» Task directions:
Please render the rows from the line with "varios-radio[interactable] [685, 108, 697, 120]" up to and including the line with "receber-radio[interactable] [377, 69, 389, 81]" as a numbered list, leaving out blank lines.

» Recorded data:
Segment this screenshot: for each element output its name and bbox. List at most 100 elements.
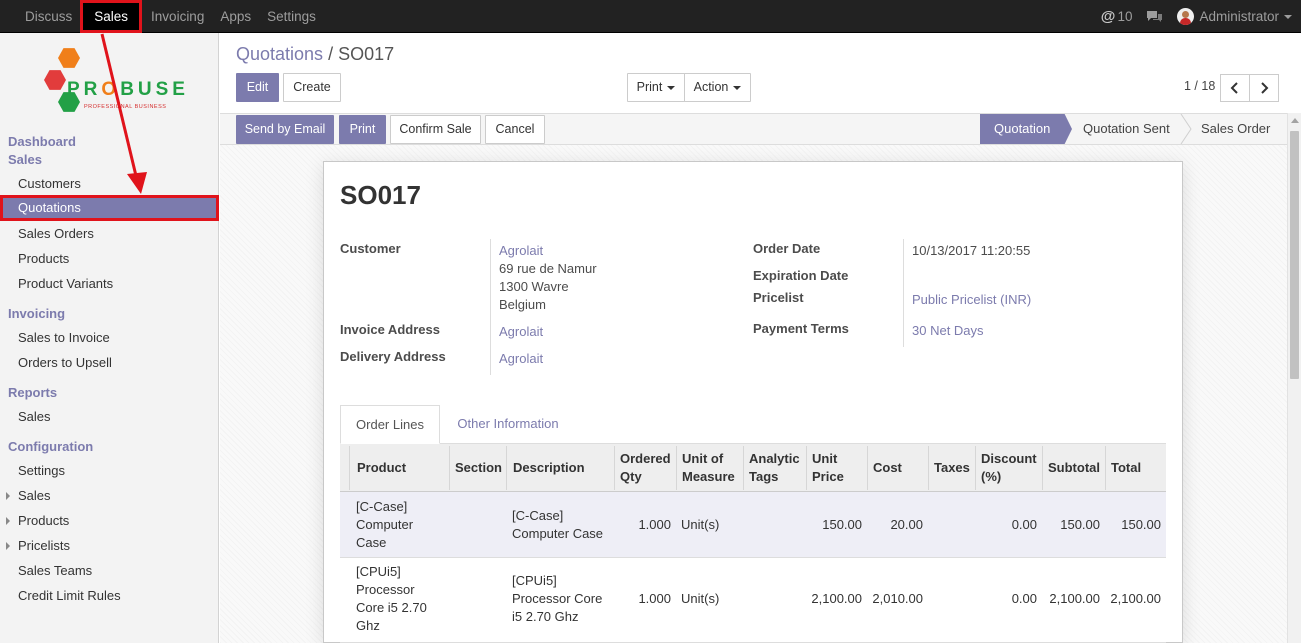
menu-settings[interactable]: Settings xyxy=(259,0,324,33)
breadcrumb-quotations[interactable]: Quotations xyxy=(236,44,323,64)
sidebar-dashboard[interactable]: Dashboard xyxy=(8,134,76,149)
print-dropdown[interactable]: Print xyxy=(627,73,685,102)
vertical-scrollbar[interactable] xyxy=(1287,113,1301,643)
chevron-right-icon xyxy=(1261,82,1269,94)
user-name: Administrator xyxy=(1199,9,1279,24)
cell-product-line: Case xyxy=(356,535,387,550)
scroll-up-icon[interactable] xyxy=(1291,118,1299,123)
pricelist-link[interactable]: Public Pricelist (INR) xyxy=(912,292,1031,307)
th-cost[interactable]: Cost xyxy=(873,459,902,477)
user-avatar xyxy=(1177,8,1195,25)
menu-discuss[interactable]: Discuss xyxy=(0,0,79,33)
pager-next-button[interactable] xyxy=(1249,74,1279,102)
cell-cost[interactable]: 20.00 xyxy=(867,516,923,534)
sidebar-item-reports-sales[interactable]: Sales xyxy=(18,409,51,424)
user-menu[interactable]: Administrator xyxy=(1177,8,1292,25)
order-date-label: Order Date xyxy=(753,241,821,256)
order-name: SO017 xyxy=(340,180,421,210)
cell-description[interactable]: [CPUi5] Processor Core i5 2.70 Ghz xyxy=(512,572,602,626)
sidebar-item-orders-to-upsell[interactable]: Orders to Upsell xyxy=(18,355,112,370)
sidebar-section-invoicing: Invoicing xyxy=(8,306,66,321)
sidebar-item-credit-limit-rules[interactable]: Credit Limit Rules xyxy=(18,588,121,603)
sidebar-item-sales-teams[interactable]: Sales Teams xyxy=(18,563,92,578)
cell-product-line: [C-Case] xyxy=(356,499,408,514)
create-button[interactable]: Create xyxy=(283,73,341,102)
th-ordered-qty-line2: Qty xyxy=(620,469,642,484)
stage-separator-icon xyxy=(1180,114,1192,144)
payment-terms-link[interactable]: 30 Net Days xyxy=(912,323,984,338)
th-product[interactable]: Product xyxy=(357,459,406,477)
cell-discount[interactable]: 0.00 xyxy=(975,590,1037,608)
sidebar-item-customers[interactable]: Customers xyxy=(18,176,81,191)
pager-previous-button[interactable] xyxy=(1220,74,1250,102)
delivery-address-link[interactable]: Agrolait xyxy=(499,351,543,366)
sidebar-item-products[interactable]: Products xyxy=(18,251,69,266)
th-ordered-qty[interactable]: Ordered Qty xyxy=(620,450,671,486)
cell-product-line: Ghz xyxy=(356,618,380,633)
th-discount-line1: Discount xyxy=(981,451,1037,466)
th-description[interactable]: Description xyxy=(513,459,585,477)
menu-sales[interactable]: Sales xyxy=(80,0,143,33)
send-by-email-button[interactable]: Send by Email xyxy=(236,115,334,144)
th-total[interactable]: Total xyxy=(1111,459,1141,477)
sidebar-item-config-sales[interactable]: Sales xyxy=(6,488,51,503)
column-separator xyxy=(1042,446,1043,490)
column-separator xyxy=(349,446,350,490)
menu-invoicing[interactable]: Invoicing xyxy=(143,0,212,33)
edit-button[interactable]: Edit xyxy=(236,73,279,102)
th-discount[interactable]: Discount (%) xyxy=(981,450,1037,486)
stage-quotation[interactable]: Quotation xyxy=(980,114,1072,144)
cell-total: 150.00 xyxy=(1121,517,1161,532)
customer-street: 69 rue de Namur xyxy=(499,261,597,276)
cell-cost[interactable]: 2,010.00 xyxy=(867,590,923,608)
chat-button[interactable] xyxy=(1146,10,1163,23)
menu-apps[interactable]: Apps xyxy=(212,0,259,33)
print-button[interactable]: Print xyxy=(339,115,386,144)
th-unit-price[interactable]: Unit Price xyxy=(812,450,844,486)
sidebar-item-product-variants[interactable]: Product Variants xyxy=(18,276,113,291)
th-section[interactable]: Section xyxy=(455,459,502,477)
cell-uom[interactable]: Unit(s) xyxy=(681,590,719,608)
column-separator xyxy=(928,446,929,490)
th-taxes[interactable]: Taxes xyxy=(934,459,970,477)
th-analytic-tags[interactable]: Analytic Tags xyxy=(749,450,800,486)
tab-order-lines[interactable]: Order Lines xyxy=(340,405,440,444)
sidebar-item-sales-orders[interactable]: Sales Orders xyxy=(18,226,94,241)
cell-qty[interactable]: 1.000 xyxy=(614,590,671,608)
confirm-sale-button[interactable]: Confirm Sale xyxy=(390,115,481,144)
stage-quotation-sent[interactable]: Quotation Sent xyxy=(1083,114,1170,144)
sidebar-item-settings[interactable]: Settings xyxy=(18,463,65,478)
cell-product[interactable]: [C-Case] Computer Case xyxy=(356,498,413,552)
cell-unit-price[interactable]: 2,100.00 xyxy=(806,590,862,608)
column-separator xyxy=(806,446,807,490)
cell-discount[interactable]: 0.00 xyxy=(975,516,1037,534)
cancel-button[interactable]: Cancel xyxy=(485,115,545,144)
th-unit-price-line2: Price xyxy=(812,469,844,484)
messages-button[interactable]: @ 10 xyxy=(1101,8,1133,25)
action-dropdown[interactable]: Action xyxy=(684,73,751,102)
th-unit-of-measure[interactable]: Unit of Measure xyxy=(682,450,735,486)
sidebar-item-sales-to-invoice[interactable]: Sales to Invoice xyxy=(18,330,110,345)
customer-link[interactable]: Agrolait xyxy=(499,243,543,258)
sidebar-item-pricelists[interactable]: Pricelists xyxy=(5,538,70,553)
cell-product[interactable]: [CPUi5] Processor Core i5 2.70 Ghz xyxy=(356,563,427,635)
scrollbar-thumb[interactable] xyxy=(1290,131,1299,379)
cell-qty[interactable]: 1.000 xyxy=(614,516,671,534)
column-separator xyxy=(506,446,507,490)
cell-uom[interactable]: Unit(s) xyxy=(681,516,719,534)
stage-sales-order[interactable]: Sales Order xyxy=(1201,114,1270,144)
app-menu: Discuss Sales Invoicing Apps Settings xyxy=(0,0,324,33)
sidebar-item-config-products[interactable]: Products xyxy=(5,513,69,528)
field-separator xyxy=(490,239,491,375)
invoice-address-label: Invoice Address xyxy=(340,322,440,337)
invoice-address-link[interactable]: Agrolait xyxy=(499,324,543,339)
tab-other-information[interactable]: Other Information xyxy=(446,405,570,444)
th-subtotal[interactable]: Subtotal xyxy=(1048,459,1100,477)
cell-unit-price[interactable]: 150.00 xyxy=(806,516,862,534)
th-ordered-qty-line1: Ordered xyxy=(620,451,671,466)
cell-description[interactable]: [C-Case] Computer Case xyxy=(512,507,603,543)
th-uom-line1: Unit of xyxy=(682,451,724,466)
sidebar-item-quotations[interactable]: Quotations xyxy=(0,195,219,221)
breadcrumb: Quotations / SO017 xyxy=(236,44,394,65)
column-separator xyxy=(743,446,744,490)
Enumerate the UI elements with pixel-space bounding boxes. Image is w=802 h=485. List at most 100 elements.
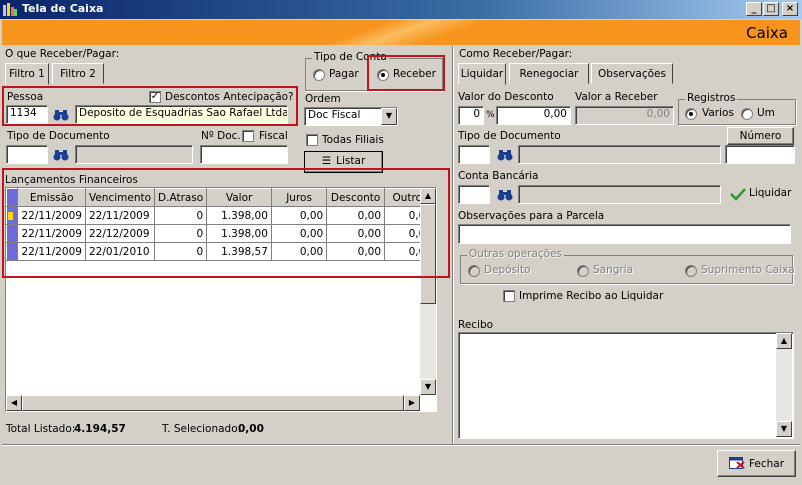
varios-radio[interactable] [685, 108, 697, 120]
grid-horizontal-scrollbar[interactable]: ◀ ▶ [6, 395, 420, 411]
pct-desconto-input[interactable]: 0 [458, 106, 484, 125]
sangria-radio[interactable] [577, 265, 589, 277]
table-row[interactable]: 22/11/2009 22/01/2010 0 1.398,57 0,00 0,… [5, 242, 436, 261]
fechar-label: Fechar [748, 458, 785, 470]
numero-input[interactable] [725, 145, 795, 164]
obs-parcela-input[interactable] [458, 224, 791, 244]
cell-datraso: 0 [154, 242, 208, 261]
ordem-select[interactable]: Doc Fiscal ▼ [304, 107, 398, 126]
col-juros[interactable]: Juros [270, 188, 328, 207]
table-row[interactable]: 22/11/2009 22/11/2009 0 1.398,00 0,00 0,… [5, 206, 436, 225]
title-bar: Tela de Caixa _ □ × [0, 0, 802, 19]
cell-desconto: 0,00 [326, 242, 386, 261]
recibo-label: Recibo [458, 319, 494, 331]
pessoa-code-input[interactable]: 1134 [6, 105, 48, 124]
panel-divider [452, 46, 454, 444]
col-desconto[interactable]: Desconto [326, 188, 386, 207]
recibo-textarea[interactable]: ▲ ▼ [458, 332, 794, 439]
tab-observacoes[interactable]: Observações [591, 63, 673, 84]
lancamentos-label: Lançamentos Financeiros [5, 174, 138, 186]
chevron-down-icon[interactable]: ▼ [381, 108, 397, 125]
hscroll-thumb[interactable] [22, 395, 404, 411]
varios-label: Varios [702, 107, 734, 119]
cell-juros: 0,00 [271, 224, 328, 243]
conta-bancaria-input[interactable] [458, 185, 490, 204]
maximize-button[interactable]: □ [763, 2, 779, 16]
tab-liquidar[interactable]: Liquidar [458, 63, 506, 85]
col-valor[interactable]: Valor [206, 188, 272, 207]
checkmark-icon [730, 188, 746, 201]
obs-parcela-label: Observações para a Parcela [458, 210, 605, 222]
tab-renegociar[interactable]: Renegociar [509, 63, 589, 84]
receber-radio[interactable] [377, 69, 389, 81]
valor-desconto-input[interactable]: 0,00 [496, 106, 571, 125]
scroll-up-icon[interactable]: ▲ [420, 188, 436, 204]
col-vencimento[interactable]: Vencimento [84, 188, 156, 207]
fiscal-label: Fiscal [259, 130, 288, 142]
tipo-documento-desc [75, 145, 193, 164]
minimize-button[interactable]: _ [746, 2, 762, 16]
scroll-left-icon[interactable]: ◀ [6, 395, 22, 411]
cell-datraso: 0 [154, 224, 208, 243]
num-doc-input[interactable] [200, 145, 288, 164]
binoculars-icon[interactable] [53, 148, 69, 162]
tipo-documento-input[interactable] [6, 145, 48, 164]
grid-vertical-scrollbar[interactable]: ▲ ▼ [420, 188, 436, 395]
outras-operacoes-label: Outras operações [467, 248, 565, 260]
scroll-down-icon[interactable]: ▼ [420, 379, 436, 395]
num-doc-label: Nº Doc. [201, 130, 241, 142]
scroll-down-icon[interactable]: ▼ [776, 421, 792, 437]
suprimento-radio[interactable] [685, 265, 697, 277]
registros-label: Registros [685, 92, 738, 104]
cell-valor: 1.398,00 [206, 206, 272, 225]
tipo-documento-right-input[interactable] [458, 145, 490, 164]
total-listado-value: 4.194,57 [74, 423, 126, 435]
close-button[interactable]: × [782, 2, 798, 16]
pessoa-name-field[interactable]: Deposito de Esquadrias Sao Rafael Ltda [75, 105, 288, 124]
row-indicator-header [5, 188, 19, 207]
tab-filtro-1[interactable]: Filtro 1 [5, 63, 49, 85]
binoculars-icon[interactable] [497, 148, 513, 162]
close-window-icon [728, 457, 745, 469]
cell-desconto: 0,00 [326, 224, 386, 243]
liquidar-action-label[interactable]: Liquidar [749, 187, 791, 199]
listar-button[interactable]: ☰ Listar [304, 151, 383, 173]
col-datraso[interactable]: D.Atraso [154, 188, 208, 207]
tipo-documento-label: Tipo de Documento [7, 130, 110, 142]
ordem-value: Doc Fiscal [308, 109, 361, 121]
um-radio[interactable] [741, 108, 753, 120]
valor-receber-label: Valor a Receber [575, 91, 658, 103]
um-label: Um [757, 107, 775, 119]
binoculars-icon[interactable] [497, 188, 513, 202]
deposito-radio[interactable] [468, 265, 480, 277]
suprimento-label: Suprimento Caixa [701, 264, 795, 276]
lancamentos-grid[interactable]: Emissão Vencimento D.Atraso Valor Juros … [5, 187, 437, 412]
recibo-scrollbar[interactable]: ▲ ▼ [776, 333, 792, 437]
window-title: Tela de Caixa [22, 2, 104, 15]
scroll-thumb[interactable] [420, 204, 436, 304]
scroll-up-icon[interactable]: ▲ [776, 333, 792, 349]
fiscal-checkbox[interactable] [242, 130, 254, 142]
scroll-right-icon[interactable]: ▶ [404, 395, 420, 411]
imprime-recibo-checkbox[interactable] [503, 290, 515, 302]
como-receber-label: Como Receber/Pagar: [459, 48, 573, 60]
list-icon: ☰ [321, 155, 332, 167]
todas-filiais-checkbox[interactable] [306, 134, 318, 146]
conta-bancaria-desc [518, 185, 721, 204]
app-icon [3, 3, 17, 16]
tipo-documento-right-label: Tipo de Documento [458, 130, 561, 142]
pagar-radio[interactable] [313, 69, 325, 81]
fechar-button[interactable]: Fechar [717, 450, 796, 477]
cell-valor: 1.398,57 [206, 242, 272, 261]
total-selecionado-value: 0,00 [238, 423, 264, 435]
table-row[interactable]: 22/11/2009 22/12/2009 0 1.398,00 0,00 0,… [5, 224, 436, 243]
conta-bancaria-label: Conta Bancária [458, 170, 539, 182]
numero-button[interactable]: Número [727, 127, 794, 145]
tab-filtro-2[interactable]: Filtro 2 [52, 63, 104, 84]
cell-desconto: 0,00 [326, 206, 386, 225]
binoculars-icon[interactable] [53, 108, 69, 122]
descontos-checkbox[interactable]: ✓ [149, 91, 161, 103]
cell-emissao: 22/11/2009 [17, 224, 86, 243]
cell-emissao: 22/11/2009 [17, 206, 86, 225]
col-emissao[interactable]: Emissão [17, 188, 86, 207]
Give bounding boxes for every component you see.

» Output of the exercise:
1. varios-radio[interactable] [685, 108, 697, 120]
2. grid-horizontal-scrollbar[interactable]: ◀ ▶ [6, 395, 420, 411]
3. pct-desconto-input[interactable]: 0 [458, 106, 484, 125]
4. sangria-radio[interactable] [577, 265, 589, 277]
5. table-row[interactable]: 22/11/2009 22/01/2010 0 1.398,57 0,00 0,… [5, 242, 436, 261]
6. fechar-label: Fechar [748, 458, 785, 470]
7. numero-input[interactable] [725, 145, 795, 164]
8. obs-parcela-input[interactable] [458, 224, 791, 244]
9. cell-datraso: 0 [154, 242, 208, 261]
10. ordem-select[interactable]: Doc Fiscal ▼ [304, 107, 398, 126]
11. col-juros[interactable]: Juros [270, 188, 328, 207]
12. table-row[interactable]: 22/11/2009 22/11/2009 0 1.398,00 0,00 0,… [5, 206, 436, 225]
13. title-bar: Tela de Caixa _ □ × [0, 0, 802, 19]
14. cell-desconto: 0,00 [326, 242, 386, 261]
15. recibo-label: Recibo [458, 319, 494, 331]
16. pessoa-code-input[interactable]: 1134 [6, 105, 48, 124]
17. panel-divider [452, 46, 454, 444]
18. col-desconto[interactable]: Desconto [326, 188, 386, 207]
19. recibo-textarea[interactable]: ▲ ▼ [458, 332, 794, 439]
20. tab-observacoes[interactable]: Observações [591, 63, 673, 84]
21. lancamentos-label: Lançamentos Financeiros [5, 174, 138, 186]
22. chevron-down-icon[interactable]: ▼ [381, 108, 397, 125]
23. hscroll-thumb[interactable] [22, 395, 404, 411]
24. varios-label: Varios [702, 107, 734, 119]
25. cell-juros: 0,00 [271, 224, 328, 243]
26. conta-bancaria-input[interactable] [458, 185, 490, 204]
27. maximize-button[interactable]: □ [763, 2, 779, 16]
28. tab-liquidar[interactable]: Liquidar [458, 63, 506, 85]
29. col-valor[interactable]: Valor [206, 188, 272, 207]
30. checkmark-icon [730, 188, 746, 201]
31. obs-parcela-label: Observações para a Parcela [458, 210, 605, 222]
32. tab-renegociar[interactable]: Renegociar [509, 63, 589, 84]
33. receber-radio[interactable] [377, 69, 389, 81]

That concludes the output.